— Begin Extracted records —

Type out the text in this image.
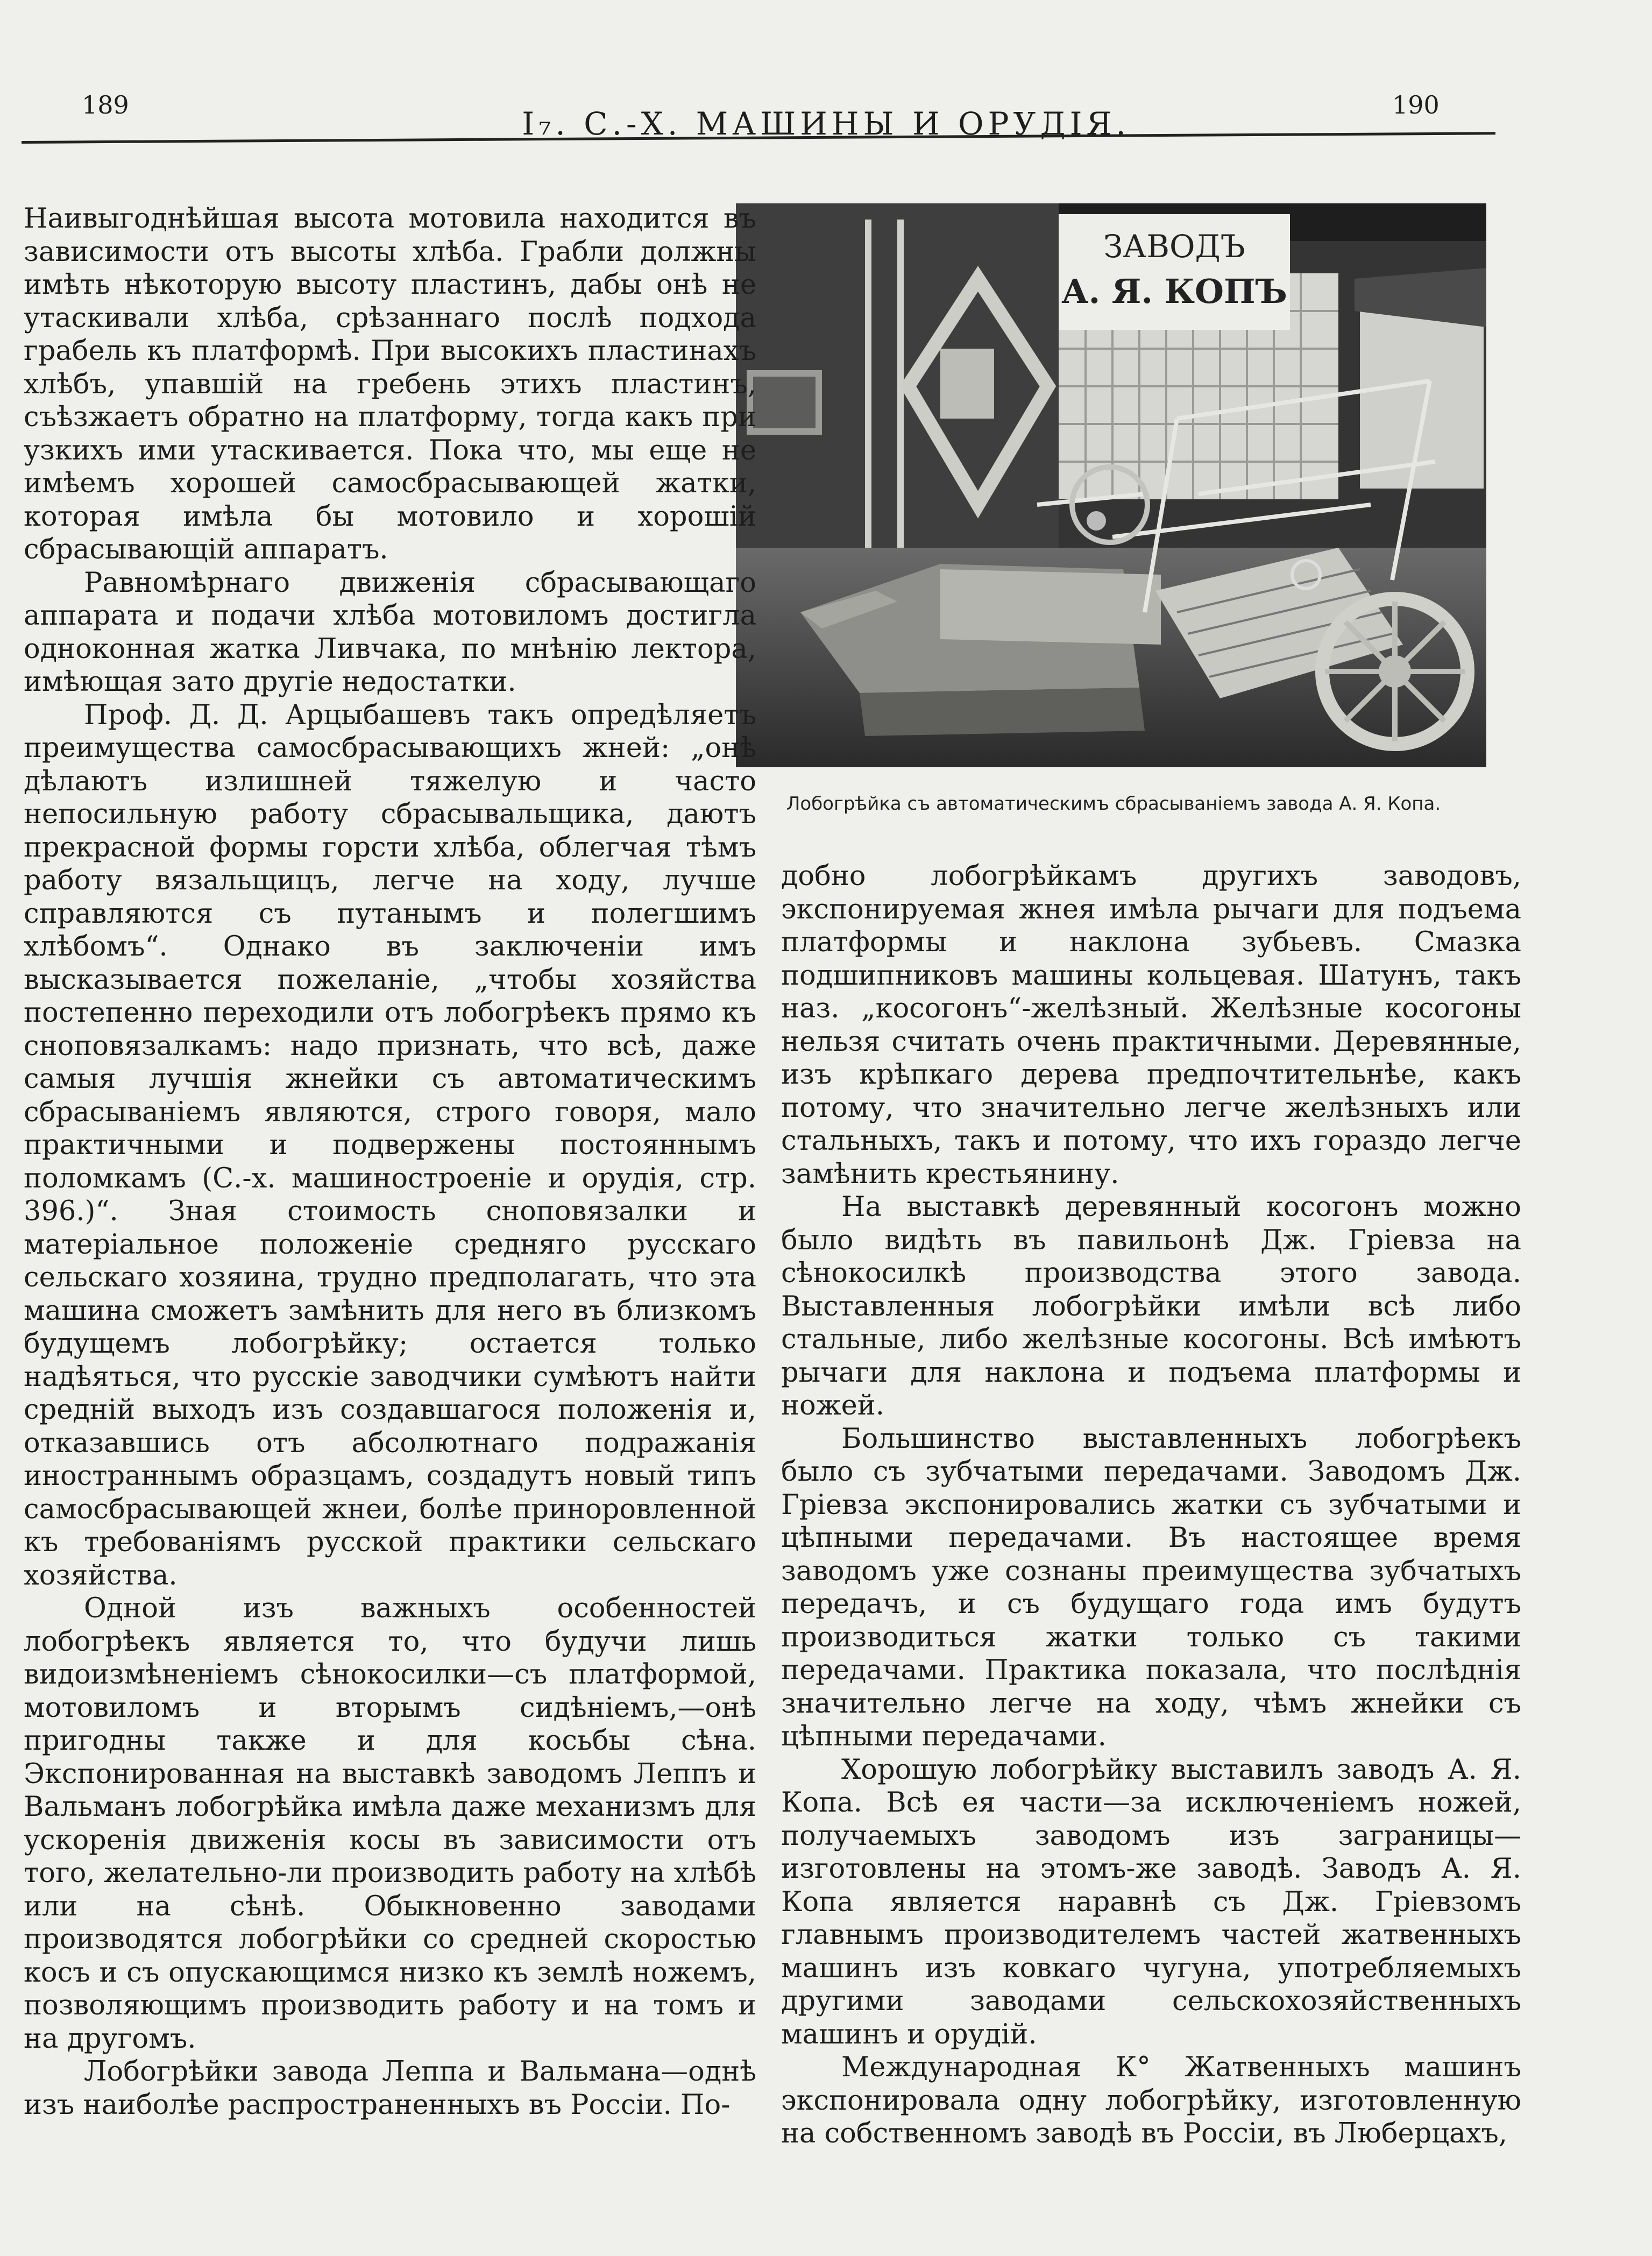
189
I₇. С.-Х. МАШИНЫ И ОРУДІЯ.
190
ЗАВОДЪ
А. Я. КОПЪ
Лобогрѣйка съ автоматическимъ сбрасываніемъ завода А. Я. Копа.

Наивыгоднѣйшая высота мотовила находится въ зависимости отъ высоты хлѣба. Грабли должны имѣть нѣкоторую высоту пластинъ, дабы онѣ не утаскивали хлѣба, срѣзаннаго послѣ подхода грабель къ платформѣ. При высокихъ пластинахъ хлѣбъ, упавшій на гребень этихъ пластинъ, съѣзжаетъ обратно на платформу, тогда какъ при узкихъ ими утаскивается. Пока что, мы еще не имѣемъ хорошей самосбрасывающей жатки, которая имѣла бы мотовило и хорошій сбрасывающій аппаратъ.

Равномѣрнаго движенія сбрасывающаго аппарата и подачи хлѣба мотовиломъ достигла одноконная жатка Ливчака, по мнѣнію лектора, имѣющая зато другіе недостатки.

Проф. Д. Д. Арцыбашевъ такъ опредѣляетъ преимущества самосбрасывающихъ жней: „онѣ дѣлаютъ излишней тяжелую и часто непосильную работу сбрасывальщика, даютъ прекрасной формы горсти хлѣба, облегчая тѣмъ работу вязальщицъ, легче на ходу, лучше справляются съ путанымъ и полегшимъ хлѣбомъ“. Однако въ заключеніи имъ высказывается пожеланіе, „чтобы хозяйства постепенно переходили отъ лобогрѣекъ прямо къ сноповязалкамъ: надо признать, что всѣ, даже самыя лучшія жнейки съ автоматическимъ сбрасываніемъ являются, строго говоря, мало практичными и подвержены постояннымъ поломкамъ (С.-х. машиностроеніе и орудія, стр. 396.)“. Зная стоимость сноповязалки и матеріальное положеніе средняго русскаго сельскаго хозяина, трудно предполагать, что эта машина сможетъ замѣнить для него въ близкомъ будущемъ лобогрѣйку; остается только надѣяться, что русскіе заводчики сумѣютъ найти средній выходъ изъ создавшагося положенія и, отказавшись отъ абсолютнаго подражанія иностраннымъ образцамъ, создадутъ новый типъ самосбрасывающей жнеи, болѣе приноровленной къ требованіямъ русской практики сельскаго хозяйства.

Одной изъ важныхъ особенностей лобогрѣекъ является то, что будучи лишь видоизмѣненіемъ сѣнокосилки—съ платформой, мотовиломъ и вторымъ сидѣніемъ,—онѣ пригодны также и для косьбы сѣна. Экспонированная на выставкѣ заводомъ Леппъ и Вальманъ лобогрѣйка имѣла даже механизмъ для ускоренія движенія косы въ зависимости отъ того, желательно-ли производить работу на хлѣбѣ или на сѣнѣ. Обыкновенно заводами производятся лобогрѣйки со средней скоростью косъ и съ опускающимся низко къ землѣ ножемъ, позволяющимъ производить работу и на томъ и на другомъ.

Лобогрѣйки завода Леппа и Вальмана—однѣ изъ наиболѣе распространенныхъ въ Россіи. По-

добно лобогрѣйкамъ другихъ заводовъ, экспонируемая жнея имѣла рычаги для подъема платформы и наклона зубьевъ. Смазка подшипниковъ машины кольцевая. Шатунъ, такъ наз. „косогонъ“-желѣзный. Желѣзные косогоны нельзя считать очень практичными. Деревянные, изъ крѣпкаго дерева предпочтительнѣе, какъ потому, что значительно легче желѣзныхъ или стальныхъ, такъ и потому, что ихъ гораздо легче замѣнить крестьянину.

На выставкѣ деревянный косогонъ можно было видѣть въ павильонѣ Дж. Гріевза на сѣнокосилкѣ производства этого завода. Выставленныя лобогрѣйки имѣли всѣ либо стальные, либо желѣзные косогоны. Всѣ имѣютъ рычаги для наклона и подъема платформы и ножей.

Большинство выставленныхъ лобогрѣекъ было съ зубчатыми передачами. Заводомъ Дж. Гріевза экспонировались жатки съ зубчатыми и цѣпными передачами. Въ настоящее время заводомъ уже сознаны преимущества зубчатыхъ передачъ, и съ будущаго года имъ будутъ производиться жатки только съ такими передачами. Практика показала, что послѣднія значительно легче на ходу, чѣмъ жнейки съ цѣпными передачами.

Хорошую лобогрѣйку выставилъ заводъ А. Я. Копа. Всѣ ея части—за исключеніемъ ножей, получаемыхъ заводомъ изъ заграницы—изготовлены на этомъ-же заводѣ. Заводъ А. Я. Копа является наравнѣ съ Дж. Гріевзомъ главнымъ производителемъ частей жатвенныхъ машинъ изъ ковкаго чугуна, употребляемыхъ другими заводами сельскохозяйственныхъ машинъ и орудій.

Международная К° Жатвенныхъ машинъ экспонировала одну лобогрѣйку, изготовленную на собственномъ заводѣ въ Россіи, въ Люберцахъ,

— End Extracted records —

Work to be completed: Find how many lines in the records contain the string "платформы", then give the number alone.

Full output: 2